• Stated exercise: Repeat all of the records verbatim.

• The input:
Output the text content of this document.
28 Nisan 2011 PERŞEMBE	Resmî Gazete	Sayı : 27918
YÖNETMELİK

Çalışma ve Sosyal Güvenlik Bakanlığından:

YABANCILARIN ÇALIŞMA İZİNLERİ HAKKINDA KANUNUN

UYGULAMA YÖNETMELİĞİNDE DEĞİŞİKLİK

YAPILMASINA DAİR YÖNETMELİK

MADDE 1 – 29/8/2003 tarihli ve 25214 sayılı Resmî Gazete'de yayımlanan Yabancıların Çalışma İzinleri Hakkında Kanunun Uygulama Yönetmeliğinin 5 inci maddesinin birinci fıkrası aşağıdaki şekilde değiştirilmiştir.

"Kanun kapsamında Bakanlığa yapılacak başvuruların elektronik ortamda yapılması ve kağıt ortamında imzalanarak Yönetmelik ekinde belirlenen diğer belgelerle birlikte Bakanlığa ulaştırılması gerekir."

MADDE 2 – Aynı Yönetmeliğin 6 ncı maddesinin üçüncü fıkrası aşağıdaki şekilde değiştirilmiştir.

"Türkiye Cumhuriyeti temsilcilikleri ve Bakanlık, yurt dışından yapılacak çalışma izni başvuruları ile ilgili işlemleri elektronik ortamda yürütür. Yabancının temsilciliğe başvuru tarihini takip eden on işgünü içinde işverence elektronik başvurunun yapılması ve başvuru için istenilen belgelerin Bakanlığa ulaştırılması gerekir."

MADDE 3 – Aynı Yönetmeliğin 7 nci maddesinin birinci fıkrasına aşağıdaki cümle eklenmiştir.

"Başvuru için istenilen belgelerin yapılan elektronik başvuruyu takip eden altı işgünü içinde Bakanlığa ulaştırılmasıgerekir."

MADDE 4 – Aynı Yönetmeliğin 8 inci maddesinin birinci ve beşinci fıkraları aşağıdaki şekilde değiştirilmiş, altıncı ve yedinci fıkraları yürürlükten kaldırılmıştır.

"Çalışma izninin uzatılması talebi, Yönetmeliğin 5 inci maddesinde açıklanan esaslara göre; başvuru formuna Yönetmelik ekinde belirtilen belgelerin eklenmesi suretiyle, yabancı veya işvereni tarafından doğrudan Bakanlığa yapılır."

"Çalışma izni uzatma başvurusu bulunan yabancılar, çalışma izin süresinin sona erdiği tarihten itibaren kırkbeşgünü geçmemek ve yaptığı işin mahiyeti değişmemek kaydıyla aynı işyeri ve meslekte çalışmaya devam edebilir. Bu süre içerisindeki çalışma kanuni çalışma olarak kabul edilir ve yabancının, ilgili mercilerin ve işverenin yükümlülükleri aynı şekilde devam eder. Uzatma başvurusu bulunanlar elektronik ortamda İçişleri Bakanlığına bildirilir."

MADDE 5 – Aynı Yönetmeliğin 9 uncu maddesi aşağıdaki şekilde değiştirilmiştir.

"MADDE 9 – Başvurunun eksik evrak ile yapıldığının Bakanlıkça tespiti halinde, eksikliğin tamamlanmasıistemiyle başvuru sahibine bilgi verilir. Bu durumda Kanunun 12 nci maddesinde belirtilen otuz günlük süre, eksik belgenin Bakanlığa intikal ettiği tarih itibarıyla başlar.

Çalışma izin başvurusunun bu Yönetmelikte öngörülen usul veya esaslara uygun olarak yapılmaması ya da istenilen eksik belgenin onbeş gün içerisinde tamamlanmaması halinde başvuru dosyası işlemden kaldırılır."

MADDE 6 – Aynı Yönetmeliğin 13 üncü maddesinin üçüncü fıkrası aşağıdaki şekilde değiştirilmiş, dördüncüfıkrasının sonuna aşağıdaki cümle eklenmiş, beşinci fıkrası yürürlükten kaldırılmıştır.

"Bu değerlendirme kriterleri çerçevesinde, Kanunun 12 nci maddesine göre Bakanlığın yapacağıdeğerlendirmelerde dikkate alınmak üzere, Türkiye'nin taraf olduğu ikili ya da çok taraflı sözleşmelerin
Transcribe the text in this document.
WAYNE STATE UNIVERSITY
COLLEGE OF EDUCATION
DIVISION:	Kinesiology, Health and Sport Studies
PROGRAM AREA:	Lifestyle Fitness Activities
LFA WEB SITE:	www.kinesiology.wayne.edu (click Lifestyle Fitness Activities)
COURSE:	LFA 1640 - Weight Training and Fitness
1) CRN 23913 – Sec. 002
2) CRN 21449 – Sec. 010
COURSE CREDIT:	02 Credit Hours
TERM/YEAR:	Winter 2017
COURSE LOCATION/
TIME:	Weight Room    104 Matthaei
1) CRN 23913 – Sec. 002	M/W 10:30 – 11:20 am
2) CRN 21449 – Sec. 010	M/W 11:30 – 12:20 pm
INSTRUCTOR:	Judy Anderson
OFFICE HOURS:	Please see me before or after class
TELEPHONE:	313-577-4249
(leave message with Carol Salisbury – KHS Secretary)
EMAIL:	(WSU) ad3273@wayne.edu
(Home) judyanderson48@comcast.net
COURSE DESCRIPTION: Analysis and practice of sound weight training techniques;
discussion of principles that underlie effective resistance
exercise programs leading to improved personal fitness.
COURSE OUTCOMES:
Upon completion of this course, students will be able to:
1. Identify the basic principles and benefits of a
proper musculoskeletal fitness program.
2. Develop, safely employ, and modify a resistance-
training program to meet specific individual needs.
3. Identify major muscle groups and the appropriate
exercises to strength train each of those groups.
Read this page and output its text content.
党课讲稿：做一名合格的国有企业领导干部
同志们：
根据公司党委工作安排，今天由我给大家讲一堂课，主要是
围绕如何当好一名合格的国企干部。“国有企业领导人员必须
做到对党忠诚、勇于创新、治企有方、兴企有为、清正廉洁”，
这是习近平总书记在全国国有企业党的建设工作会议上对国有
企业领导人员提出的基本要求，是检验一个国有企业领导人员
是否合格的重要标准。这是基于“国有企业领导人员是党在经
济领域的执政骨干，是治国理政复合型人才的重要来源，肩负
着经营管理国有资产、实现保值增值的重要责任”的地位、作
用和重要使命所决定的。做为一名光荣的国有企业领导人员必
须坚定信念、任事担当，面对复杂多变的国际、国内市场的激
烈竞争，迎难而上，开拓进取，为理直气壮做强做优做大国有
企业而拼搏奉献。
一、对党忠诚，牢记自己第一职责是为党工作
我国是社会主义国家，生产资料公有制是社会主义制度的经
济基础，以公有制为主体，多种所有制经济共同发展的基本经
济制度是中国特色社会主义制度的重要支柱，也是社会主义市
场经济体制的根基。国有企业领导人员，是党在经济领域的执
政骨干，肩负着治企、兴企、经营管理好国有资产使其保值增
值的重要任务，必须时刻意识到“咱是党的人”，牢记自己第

• Solution to the exercise:
Output the text content of this document.
28 Nisan 2011 PERŞEMBE	Resmî Gazete	Sayı : 27918
YÖNETMELİK

Çalışma ve Sosyal Güvenlik Bakanlığından:

YABANCILARIN ÇALIŞMA İZİNLERİ HAKKINDA KANUNUN

UYGULAMA YÖNETMELİĞİNDE DEĞİŞİKLİK

YAPILMASINA DAİR YÖNETMELİK

MADDE 1 – 29/8/2003 tarihli ve 25214 sayılı Resmî Gazete'de yayımlanan Yabancıların Çalışma İzinleri Hakkında Kanunun Uygulama Yönetmeliğinin 5 inci maddesinin birinci fıkrası aşağıdaki şekilde değiştirilmiştir.

"Kanun kapsamında Bakanlığa yapılacak başvuruların elektronik ortamda yapılması ve kağıt ortamında imzalanarak Yönetmelik ekinde belirlenen diğer belgelerle birlikte Bakanlığa ulaştırılması gerekir."

MADDE 2 – Aynı Yönetmeliğin 6 ncı maddesinin üçüncü fıkrası aşağıdaki şekilde değiştirilmiştir.

"Türkiye Cumhuriyeti temsilcilikleri ve Bakanlık, yurt dışından yapılacak çalışma izni başvuruları ile ilgili işlemleri elektronik ortamda yürütür. Yabancının temsilciliğe başvuru tarihini takip eden on işgünü içinde işverence elektronik başvurunun yapılması ve başvuru için istenilen belgelerin Bakanlığa ulaştırılması gerekir."

MADDE 3 – Aynı Yönetmeliğin 7 nci maddesinin birinci fıkrasına aşağıdaki cümle eklenmiştir.

"Başvuru için istenilen belgelerin yapılan elektronik başvuruyu takip eden altı işgünü içinde Bakanlığa ulaştırılmasıgerekir."

MADDE 4 – Aynı Yönetmeliğin 8 inci maddesinin birinci ve beşinci fıkraları aşağıdaki şekilde değiştirilmiş, altıncı ve yedinci fıkraları yürürlükten kaldırılmıştır.

"Çalışma izninin uzatılması talebi, Yönetmeliğin 5 inci maddesinde açıklanan esaslara göre; başvuru formuna Yönetmelik ekinde belirtilen belgelerin eklenmesi suretiyle, yabancı veya işvereni tarafından doğrudan Bakanlığa yapılır."

"Çalışma izni uzatma başvurusu bulunan yabancılar, çalışma izin süresinin sona erdiği tarihten itibaren kırkbeşgünü geçmemek ve yaptığı işin mahiyeti değişmemek kaydıyla aynı işyeri ve meslekte çalışmaya devam edebilir. Bu süre içerisindeki çalışma kanuni çalışma olarak kabul edilir ve yabancının, ilgili mercilerin ve işverenin yükümlülükleri aynı şekilde devam eder. Uzatma başvurusu bulunanlar elektronik ortamda İçişleri Bakanlığına bildirilir."

MADDE 5 – Aynı Yönetmeliğin 9 uncu maddesi aşağıdaki şekilde değiştirilmiştir.

"MADDE 9 – Başvurunun eksik evrak ile yapıldığının Bakanlıkça tespiti halinde, eksikliğin tamamlanmasıistemiyle başvuru sahibine bilgi verilir. Bu durumda Kanunun 12 nci maddesinde belirtilen otuz günlük süre, eksik belgenin Bakanlığa intikal ettiği tarih itibarıyla başlar.

Çalışma izin başvurusunun bu Yönetmelikte öngörülen usul veya esaslara uygun olarak yapılmaması ya da istenilen eksik belgenin onbeş gün içerisinde tamamlanmaması halinde başvuru dosyası işlemden kaldırılır."

MADDE 6 – Aynı Yönetmeliğin 13 üncü maddesinin üçüncü fıkrası aşağıdaki şekilde değiştirilmiş, dördüncüfıkrasının sonuna aşağıdaki cümle eklenmiş, beşinci fıkrası yürürlükten kaldırılmıştır.

"Bu değerlendirme kriterleri çerçevesinde, Kanunun 12 nci maddesine göre Bakanlığın yapacağıdeğerlendirmelerde dikkate alınmak üzere, Türkiye'nin taraf olduğu ikili ya da çok taraflı sözleşmelerin
Transcribe the text in this document.
WAYNE STATE UNIVERSITY
COLLEGE OF EDUCATION
DIVISION:	Kinesiology, Health and Sport Studies
PROGRAM AREA:	Lifestyle Fitness Activities
LFA WEB SITE:	www.kinesiology.wayne.edu (click Lifestyle Fitness Activities)
COURSE:	LFA 1640 - Weight Training and Fitness
1) CRN 23913 – Sec. 002
2) CRN 21449 – Sec. 010
COURSE CREDIT:	02 Credit Hours
TERM/YEAR:	Winter 2017
COURSE LOCATION/
TIME:	Weight Room    104 Matthaei
1) CRN 23913 – Sec. 002	M/W 10:30 – 11:20 am
2) CRN 21449 – Sec. 010	M/W 11:30 – 12:20 pm
INSTRUCTOR:	Judy Anderson
OFFICE HOURS:	Please see me before or after class
TELEPHONE:	313-577-4249
(leave message with Carol Salisbury – KHS Secretary)
EMAIL:	(WSU) ad3273@wayne.edu
(Home) judyanderson48@comcast.net
COURSE DESCRIPTION: Analysis and practice of sound weight training techniques;
discussion of principles that underlie effective resistance
exercise programs leading to improved personal fitness.
COURSE OUTCOMES:
Upon completion of this course, students will be able to:
1. Identify the basic principles and benefits of a
proper musculoskeletal fitness program.
2. Develop, safely employ, and modify a resistance-
training program to meet specific individual needs.
3. Identify major muscle groups and the appropriate
exercises to strength train each of those groups.
Read this page and output its text content.
党课讲稿：做一名合格的国有企业领导干部
同志们：
根据公司党委工作安排，今天由我给大家讲一堂课，主要是
围绕如何当好一名合格的国企干部。“国有企业领导人员必须
做到对党忠诚、勇于创新、治企有方、兴企有为、清正廉洁”，
这是习近平总书记在全国国有企业党的建设工作会议上对国有
企业领导人员提出的基本要求，是检验一个国有企业领导人员
是否合格的重要标准。这是基于“国有企业领导人员是党在经
济领域的执政骨干，是治国理政复合型人才的重要来源，肩负
着经营管理国有资产、实现保值增值的重要责任”的地位、作
用和重要使命所决定的。做为一名光荣的国有企业领导人员必
须坚定信念、任事担当，面对复杂多变的国际、国内市场的激
烈竞争，迎难而上，开拓进取，为理直气壮做强做优做大国有
企业而拼搏奉献。
一、对党忠诚，牢记自己第一职责是为党工作
我国是社会主义国家，生产资料公有制是社会主义制度的经
济基础，以公有制为主体，多种所有制经济共同发展的基本经
济制度是中国特色社会主义制度的重要支柱，也是社会主义市
场经济体制的根基。国有企业领导人员，是党在经济领域的执
政骨干，肩负着治企、兴企、经营管理好国有资产使其保值增
值的重要任务，必须时刻意识到“咱是党的人”，牢记自己第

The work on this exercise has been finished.